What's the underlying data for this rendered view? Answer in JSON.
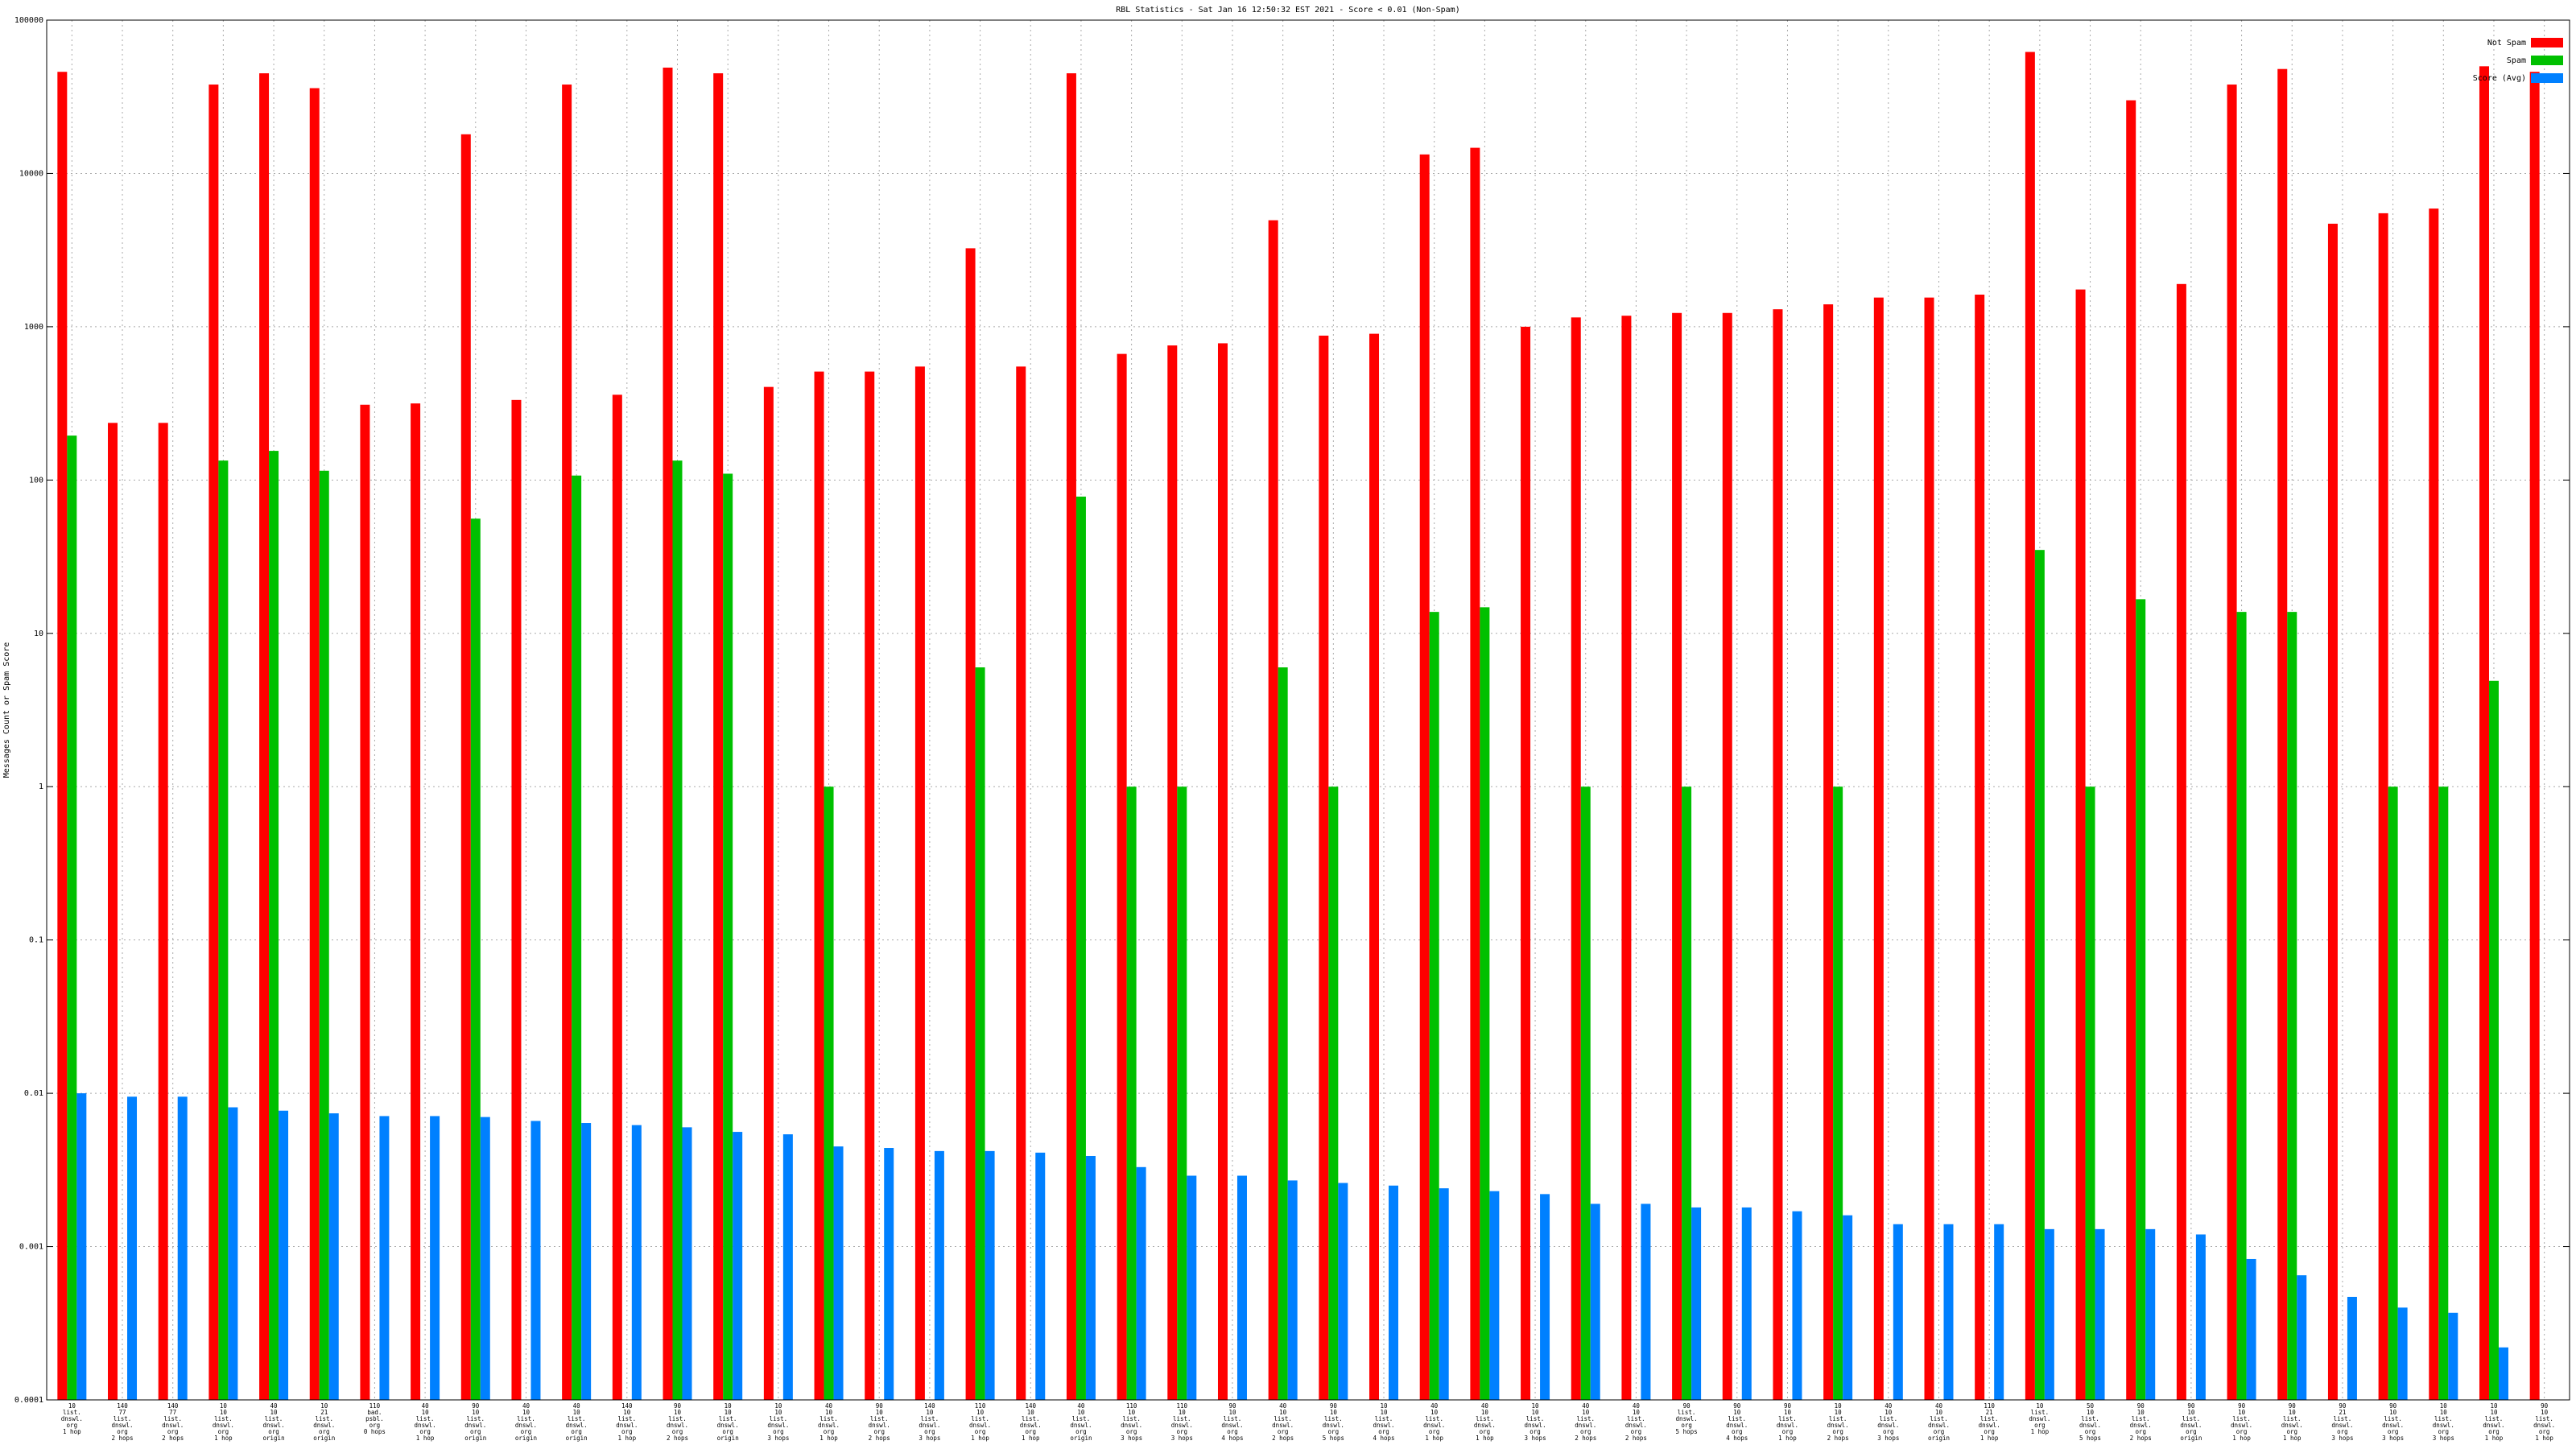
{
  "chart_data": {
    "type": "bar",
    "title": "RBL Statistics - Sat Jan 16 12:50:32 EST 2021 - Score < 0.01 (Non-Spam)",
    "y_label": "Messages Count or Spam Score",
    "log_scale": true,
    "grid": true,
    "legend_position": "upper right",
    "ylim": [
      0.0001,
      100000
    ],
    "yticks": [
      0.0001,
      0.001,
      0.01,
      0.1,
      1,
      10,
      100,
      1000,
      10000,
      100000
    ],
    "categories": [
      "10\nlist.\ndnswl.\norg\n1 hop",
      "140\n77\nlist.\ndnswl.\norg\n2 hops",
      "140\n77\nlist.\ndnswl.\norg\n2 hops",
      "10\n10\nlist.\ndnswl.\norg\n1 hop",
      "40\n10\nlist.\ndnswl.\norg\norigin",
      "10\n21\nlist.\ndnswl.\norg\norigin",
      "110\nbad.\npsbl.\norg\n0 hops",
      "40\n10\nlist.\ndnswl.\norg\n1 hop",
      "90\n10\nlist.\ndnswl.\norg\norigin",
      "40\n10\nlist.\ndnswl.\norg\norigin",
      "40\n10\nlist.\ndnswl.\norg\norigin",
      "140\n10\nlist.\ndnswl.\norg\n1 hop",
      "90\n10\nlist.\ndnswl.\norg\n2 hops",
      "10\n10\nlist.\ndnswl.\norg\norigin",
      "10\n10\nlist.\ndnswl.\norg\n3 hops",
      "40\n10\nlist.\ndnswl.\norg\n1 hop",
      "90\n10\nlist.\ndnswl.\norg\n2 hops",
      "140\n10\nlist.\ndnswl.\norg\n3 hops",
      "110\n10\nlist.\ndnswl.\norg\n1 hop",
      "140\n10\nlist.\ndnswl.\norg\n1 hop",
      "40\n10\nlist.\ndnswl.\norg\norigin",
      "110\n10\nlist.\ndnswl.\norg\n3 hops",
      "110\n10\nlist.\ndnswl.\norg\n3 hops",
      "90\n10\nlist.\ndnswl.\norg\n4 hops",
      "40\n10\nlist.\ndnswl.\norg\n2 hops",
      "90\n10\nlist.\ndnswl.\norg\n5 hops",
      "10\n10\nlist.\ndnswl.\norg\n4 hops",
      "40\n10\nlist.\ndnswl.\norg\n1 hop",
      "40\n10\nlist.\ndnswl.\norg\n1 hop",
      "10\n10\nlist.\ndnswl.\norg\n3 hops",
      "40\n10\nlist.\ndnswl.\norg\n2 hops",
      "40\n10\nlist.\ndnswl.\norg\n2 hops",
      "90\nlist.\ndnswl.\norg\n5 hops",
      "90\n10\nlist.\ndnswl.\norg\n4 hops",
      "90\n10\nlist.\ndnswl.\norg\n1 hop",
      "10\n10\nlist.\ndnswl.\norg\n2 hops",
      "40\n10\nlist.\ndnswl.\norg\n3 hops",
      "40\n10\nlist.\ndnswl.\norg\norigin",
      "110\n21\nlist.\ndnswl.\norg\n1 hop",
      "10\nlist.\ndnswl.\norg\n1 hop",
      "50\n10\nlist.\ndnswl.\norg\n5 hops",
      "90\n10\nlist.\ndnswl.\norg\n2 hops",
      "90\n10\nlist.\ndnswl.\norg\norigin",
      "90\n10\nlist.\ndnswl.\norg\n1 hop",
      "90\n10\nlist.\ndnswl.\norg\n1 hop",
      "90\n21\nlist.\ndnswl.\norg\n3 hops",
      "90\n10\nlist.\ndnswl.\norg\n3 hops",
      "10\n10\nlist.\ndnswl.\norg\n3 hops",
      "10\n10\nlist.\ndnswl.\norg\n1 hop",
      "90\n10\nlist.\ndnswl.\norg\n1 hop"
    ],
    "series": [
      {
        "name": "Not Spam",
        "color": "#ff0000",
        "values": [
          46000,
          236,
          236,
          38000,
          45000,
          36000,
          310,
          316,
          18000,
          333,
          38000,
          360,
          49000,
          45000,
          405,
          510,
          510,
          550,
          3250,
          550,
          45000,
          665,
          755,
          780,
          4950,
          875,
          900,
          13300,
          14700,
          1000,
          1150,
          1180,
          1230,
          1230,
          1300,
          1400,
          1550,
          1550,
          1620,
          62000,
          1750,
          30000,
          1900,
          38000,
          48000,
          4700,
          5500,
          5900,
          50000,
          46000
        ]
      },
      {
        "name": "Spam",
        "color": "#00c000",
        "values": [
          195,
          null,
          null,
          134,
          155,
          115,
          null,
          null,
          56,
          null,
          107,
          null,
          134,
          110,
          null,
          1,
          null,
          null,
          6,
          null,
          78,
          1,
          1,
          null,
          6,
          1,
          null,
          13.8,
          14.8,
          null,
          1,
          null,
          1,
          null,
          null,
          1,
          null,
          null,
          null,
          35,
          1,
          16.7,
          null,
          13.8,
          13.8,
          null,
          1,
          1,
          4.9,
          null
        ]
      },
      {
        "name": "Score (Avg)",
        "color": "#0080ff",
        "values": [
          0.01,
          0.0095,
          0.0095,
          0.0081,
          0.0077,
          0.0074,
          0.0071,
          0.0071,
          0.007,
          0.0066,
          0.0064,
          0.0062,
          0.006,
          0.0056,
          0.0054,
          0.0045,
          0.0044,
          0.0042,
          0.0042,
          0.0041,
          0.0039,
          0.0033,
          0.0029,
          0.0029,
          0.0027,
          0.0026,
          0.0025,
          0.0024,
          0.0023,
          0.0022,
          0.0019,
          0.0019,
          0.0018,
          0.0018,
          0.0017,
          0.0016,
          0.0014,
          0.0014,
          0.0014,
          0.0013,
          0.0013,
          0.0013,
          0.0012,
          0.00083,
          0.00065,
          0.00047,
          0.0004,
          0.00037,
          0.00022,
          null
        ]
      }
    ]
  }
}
══════════════════════════════
What is needed.
Exclude the images, then output the data above word for word.

Finished exercise.
What's the underlying data for this rendered view? Answer in JSON.
{
  "chart_data": {
    "type": "bar",
    "title": "RBL Statistics - Sat Jan 16 12:50:32 EST 2021 - Score < 0.01 (Non-Spam)",
    "y_label": "Messages Count or Spam Score",
    "log_scale": true,
    "grid": true,
    "legend_position": "upper right",
    "ylim": [
      0.0001,
      100000
    ],
    "yticks": [
      0.0001,
      0.001,
      0.01,
      0.1,
      1,
      10,
      100,
      1000,
      10000,
      100000
    ],
    "categories": [
      "10\nlist.\ndnswl.\norg\n1 hop",
      "140\n77\nlist.\ndnswl.\norg\n2 hops",
      "140\n77\nlist.\ndnswl.\norg\n2 hops",
      "10\n10\nlist.\ndnswl.\norg\n1 hop",
      "40\n10\nlist.\ndnswl.\norg\norigin",
      "10\n21\nlist.\ndnswl.\norg\norigin",
      "110\nbad.\npsbl.\norg\n0 hops",
      "40\n10\nlist.\ndnswl.\norg\n1 hop",
      "90\n10\nlist.\ndnswl.\norg\norigin",
      "40\n10\nlist.\ndnswl.\norg\norigin",
      "40\n10\nlist.\ndnswl.\norg\norigin",
      "140\n10\nlist.\ndnswl.\norg\n1 hop",
      "90\n10\nlist.\ndnswl.\norg\n2 hops",
      "10\n10\nlist.\ndnswl.\norg\norigin",
      "10\n10\nlist.\ndnswl.\norg\n3 hops",
      "40\n10\nlist.\ndnswl.\norg\n1 hop",
      "90\n10\nlist.\ndnswl.\norg\n2 hops",
      "140\n10\nlist.\ndnswl.\norg\n3 hops",
      "110\n10\nlist.\ndnswl.\norg\n1 hop",
      "140\n10\nlist.\ndnswl.\norg\n1 hop",
      "40\n10\nlist.\ndnswl.\norg\norigin",
      "110\n10\nlist.\ndnswl.\norg\n3 hops",
      "110\n10\nlist.\ndnswl.\norg\n3 hops",
      "90\n10\nlist.\ndnswl.\norg\n4 hops",
      "40\n10\nlist.\ndnswl.\norg\n2 hops",
      "90\n10\nlist.\ndnswl.\norg\n5 hops",
      "10\n10\nlist.\ndnswl.\norg\n4 hops",
      "40\n10\nlist.\ndnswl.\norg\n1 hop",
      "40\n10\nlist.\ndnswl.\norg\n1 hop",
      "10\n10\nlist.\ndnswl.\norg\n3 hops",
      "40\n10\nlist.\ndnswl.\norg\n2 hops",
      "40\n10\nlist.\ndnswl.\norg\n2 hops",
      "90\nlist.\ndnswl.\norg\n5 hops",
      "90\n10\nlist.\ndnswl.\norg\n4 hops",
      "90\n10\nlist.\ndnswl.\norg\n1 hop",
      "10\n10\nlist.\ndnswl.\norg\n2 hops",
      "40\n10\nlist.\ndnswl.\norg\n3 hops",
      "40\n10\nlist.\ndnswl.\norg\norigin",
      "110\n21\nlist.\ndnswl.\norg\n1 hop",
      "10\nlist.\ndnswl.\norg\n1 hop",
      "50\n10\nlist.\ndnswl.\norg\n5 hops",
      "90\n10\nlist.\ndnswl.\norg\n2 hops",
      "90\n10\nlist.\ndnswl.\norg\norigin",
      "90\n10\nlist.\ndnswl.\norg\n1 hop",
      "90\n10\nlist.\ndnswl.\norg\n1 hop",
      "90\n21\nlist.\ndnswl.\norg\n3 hops",
      "90\n10\nlist.\ndnswl.\norg\n3 hops",
      "10\n10\nlist.\ndnswl.\norg\n3 hops",
      "10\n10\nlist.\ndnswl.\norg\n1 hop",
      "90\n10\nlist.\ndnswl.\norg\n1 hop"
    ],
    "series": [
      {
        "name": "Not Spam",
        "color": "#ff0000",
        "values": [
          46000,
          236,
          236,
          38000,
          45000,
          36000,
          310,
          316,
          18000,
          333,
          38000,
          360,
          49000,
          45000,
          405,
          510,
          510,
          550,
          3250,
          550,
          45000,
          665,
          755,
          780,
          4950,
          875,
          900,
          13300,
          14700,
          1000,
          1150,
          1180,
          1230,
          1230,
          1300,
          1400,
          1550,
          1550,
          1620,
          62000,
          1750,
          30000,
          1900,
          38000,
          48000,
          4700,
          5500,
          5900,
          50000,
          46000
        ]
      },
      {
        "name": "Spam",
        "color": "#00c000",
        "values": [
          195,
          null,
          null,
          134,
          155,
          115,
          null,
          null,
          56,
          null,
          107,
          null,
          134,
          110,
          null,
          1,
          null,
          null,
          6,
          null,
          78,
          1,
          1,
          null,
          6,
          1,
          null,
          13.8,
          14.8,
          null,
          1,
          null,
          1,
          null,
          null,
          1,
          null,
          null,
          null,
          35,
          1,
          16.7,
          null,
          13.8,
          13.8,
          null,
          1,
          1,
          4.9,
          null
        ]
      },
      {
        "name": "Score (Avg)",
        "color": "#0080ff",
        "values": [
          0.01,
          0.0095,
          0.0095,
          0.0081,
          0.0077,
          0.0074,
          0.0071,
          0.0071,
          0.007,
          0.0066,
          0.0064,
          0.0062,
          0.006,
          0.0056,
          0.0054,
          0.0045,
          0.0044,
          0.0042,
          0.0042,
          0.0041,
          0.0039,
          0.0033,
          0.0029,
          0.0029,
          0.0027,
          0.0026,
          0.0025,
          0.0024,
          0.0023,
          0.0022,
          0.0019,
          0.0019,
          0.0018,
          0.0018,
          0.0017,
          0.0016,
          0.0014,
          0.0014,
          0.0014,
          0.0013,
          0.0013,
          0.0013,
          0.0012,
          0.00083,
          0.00065,
          0.00047,
          0.0004,
          0.00037,
          0.00022,
          null
        ]
      }
    ]
  }
}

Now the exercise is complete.